"""

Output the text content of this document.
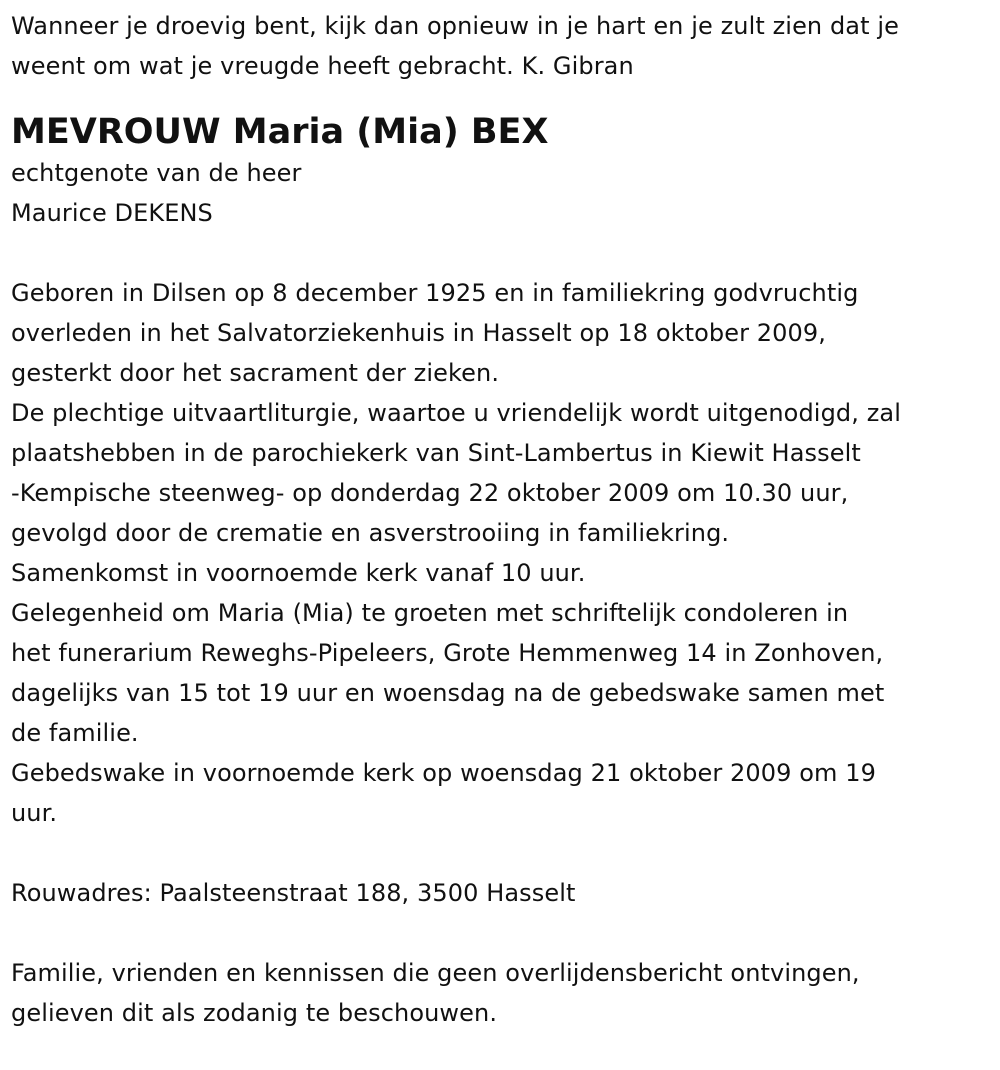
Wanneer je droevig bent, kijk dan opnieuw in je hart en je zult zien dat je
weent om wat je vreugde heeft gebracht. K. Gibran
MEVROUW Maria (Mia) BEX
echtgenote van de heer
Maurice DEKENS
Geboren in Dilsen op 8 december 1925 en in familiekring godvruchtig
overleden in het Salvatorziekenhuis in Hasselt op 18 oktober 2009,
gesterkt door het sacrament der zieken.
De plechtige uitvaartliturgie, waartoe u vriendelijk wordt uitgenodigd, zal
plaatshebben in de parochiekerk van Sint-Lambertus in Kiewit Hasselt
-Kempische steenweg- op donderdag 22 oktober 2009 om 10.30 uur,
gevolgd door de crematie en asverstrooiing in familiekring.
Samenkomst in voornoemde kerk vanaf 10 uur.
Gelegenheid om Maria (Mia) te groeten met schriftelijk condoleren in
het funerarium Reweghs-Pipeleers, Grote Hemmenweg 14 in Zonhoven,
dagelijks van 15 tot 19 uur en woensdag na de gebedswake samen met
de familie.
Gebedswake in voornoemde kerk op woensdag 21 oktober 2009 om 19
uur.
Rouwadres: Paalsteenstraat 188, 3500 Hasselt
Familie, vrienden en kennissen die geen overlijdensbericht ontvingen,
gelieven dit als zodanig te beschouwen.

"""

**TASK REQUIREMENTS:** Give the material again exactly as it is, but keep the pictures out.

**OUTPUT FOR THIS EXERCISE:**
Output the text content of this document.
Wanneer je droevig bent, kijk dan opnieuw in je hart en je zult zien dat je
weent om wat je vreugde heeft gebracht. K. Gibran
MEVROUW Maria (Mia) BEX
echtgenote van de heer
Maurice DEKENS
Geboren in Dilsen op 8 december 1925 en in familiekring godvruchtig
overleden in het Salvatorziekenhuis in Hasselt op 18 oktober 2009,
gesterkt door het sacrament der zieken.
De plechtige uitvaartliturgie, waartoe u vriendelijk wordt uitgenodigd, zal
plaatshebben in de parochiekerk van Sint-Lambertus in Kiewit Hasselt
-Kempische steenweg- op donderdag 22 oktober 2009 om 10.30 uur,
gevolgd door de crematie en asverstrooiing in familiekring.
Samenkomst in voornoemde kerk vanaf 10 uur.
Gelegenheid om Maria (Mia) te groeten met schriftelijk condoleren in
het funerarium Reweghs-Pipeleers, Grote Hemmenweg 14 in Zonhoven,
dagelijks van 15 tot 19 uur en woensdag na de gebedswake samen met
de familie.
Gebedswake in voornoemde kerk op woensdag 21 oktober 2009 om 19
uur.
Rouwadres: Paalsteenstraat 188, 3500 Hasselt
Familie, vrienden en kennissen die geen overlijdensbericht ontvingen,
gelieven dit als zodanig te beschouwen.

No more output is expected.